TASK OBJECTIVE: Copy every record below exactly.
::::::
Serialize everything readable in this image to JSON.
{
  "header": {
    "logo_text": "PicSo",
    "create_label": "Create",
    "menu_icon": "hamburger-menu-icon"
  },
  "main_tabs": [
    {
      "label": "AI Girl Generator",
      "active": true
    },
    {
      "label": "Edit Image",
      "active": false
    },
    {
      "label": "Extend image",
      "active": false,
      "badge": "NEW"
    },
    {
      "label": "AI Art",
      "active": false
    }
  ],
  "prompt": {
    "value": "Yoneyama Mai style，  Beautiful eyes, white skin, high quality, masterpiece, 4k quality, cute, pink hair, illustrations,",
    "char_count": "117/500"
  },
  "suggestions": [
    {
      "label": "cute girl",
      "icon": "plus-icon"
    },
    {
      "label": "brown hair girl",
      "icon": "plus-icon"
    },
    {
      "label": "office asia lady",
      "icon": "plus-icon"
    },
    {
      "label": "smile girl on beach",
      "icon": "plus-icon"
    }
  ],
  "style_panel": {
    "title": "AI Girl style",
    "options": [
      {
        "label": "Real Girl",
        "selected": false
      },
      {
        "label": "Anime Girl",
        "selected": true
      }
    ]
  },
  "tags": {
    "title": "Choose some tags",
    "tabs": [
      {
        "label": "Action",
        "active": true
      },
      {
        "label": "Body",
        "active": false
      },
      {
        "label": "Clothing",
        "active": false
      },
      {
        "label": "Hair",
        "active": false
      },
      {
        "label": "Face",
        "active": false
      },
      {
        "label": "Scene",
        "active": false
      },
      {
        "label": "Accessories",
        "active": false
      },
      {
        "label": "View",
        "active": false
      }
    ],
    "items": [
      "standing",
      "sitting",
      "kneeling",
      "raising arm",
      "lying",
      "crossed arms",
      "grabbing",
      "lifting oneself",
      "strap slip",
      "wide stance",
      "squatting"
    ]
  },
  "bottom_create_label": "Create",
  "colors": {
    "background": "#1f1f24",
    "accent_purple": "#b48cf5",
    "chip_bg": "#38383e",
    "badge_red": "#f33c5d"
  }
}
::::::
EXPECTED OUTPUT:
Serialize everything readable in this image to JSON.
{
  "header": {
    "logo_text": "PicSo",
    "create_label": "Create",
    "menu_icon": "hamburger-menu-icon"
  },
  "main_tabs": [
    {
      "label": "AI Girl Generator",
      "active": true
    },
    {
      "label": "Edit Image",
      "active": false
    },
    {
      "label": "Extend image",
      "active": false,
      "badge": "NEW"
    },
    {
      "label": "AI Art",
      "active": false
    }
  ],
  "prompt": {
    "value": "Yoneyama Mai style，  Beautiful eyes, white skin, high quality, masterpiece, 4k quality, cute, pink hair, illustrations,",
    "char_count": "117/500"
  },
  "suggestions": [
    {
      "label": "cute girl",
      "icon": "plus-icon"
    },
    {
      "label": "brown hair girl",
      "icon": "plus-icon"
    },
    {
      "label": "office asia lady",
      "icon": "plus-icon"
    },
    {
      "label": "smile girl on beach",
      "icon": "plus-icon"
    }
  ],
  "style_panel": {
    "title": "AI Girl style",
    "options": [
      {
        "label": "Real Girl",
        "selected": false
      },
      {
        "label": "Anime Girl",
        "selected": true
      }
    ]
  },
  "tags": {
    "title": "Choose some tags",
    "tabs": [
      {
        "label": "Action",
        "active": true
      },
      {
        "label": "Body",
        "active": false
      },
      {
        "label": "Clothing",
        "active": false
      },
      {
        "label": "Hair",
        "active": false
      },
      {
        "label": "Face",
        "active": false
      },
      {
        "label": "Scene",
        "active": false
      },
      {
        "label": "Accessories",
        "active": false
      },
      {
        "label": "View",
        "active": false
      }
    ],
    "items": [
      "standing",
      "sitting",
      "kneeling",
      "raising arm",
      "lying",
      "crossed arms",
      "grabbing",
      "lifting oneself",
      "strap slip",
      "wide stance",
      "squatting"
    ]
  },
  "bottom_create_label": "Create",
  "colors": {
    "background": "#1f1f24",
    "accent_purple": "#b48cf5",
    "chip_bg": "#38383e",
    "badge_red": "#f33c5d"
  }
}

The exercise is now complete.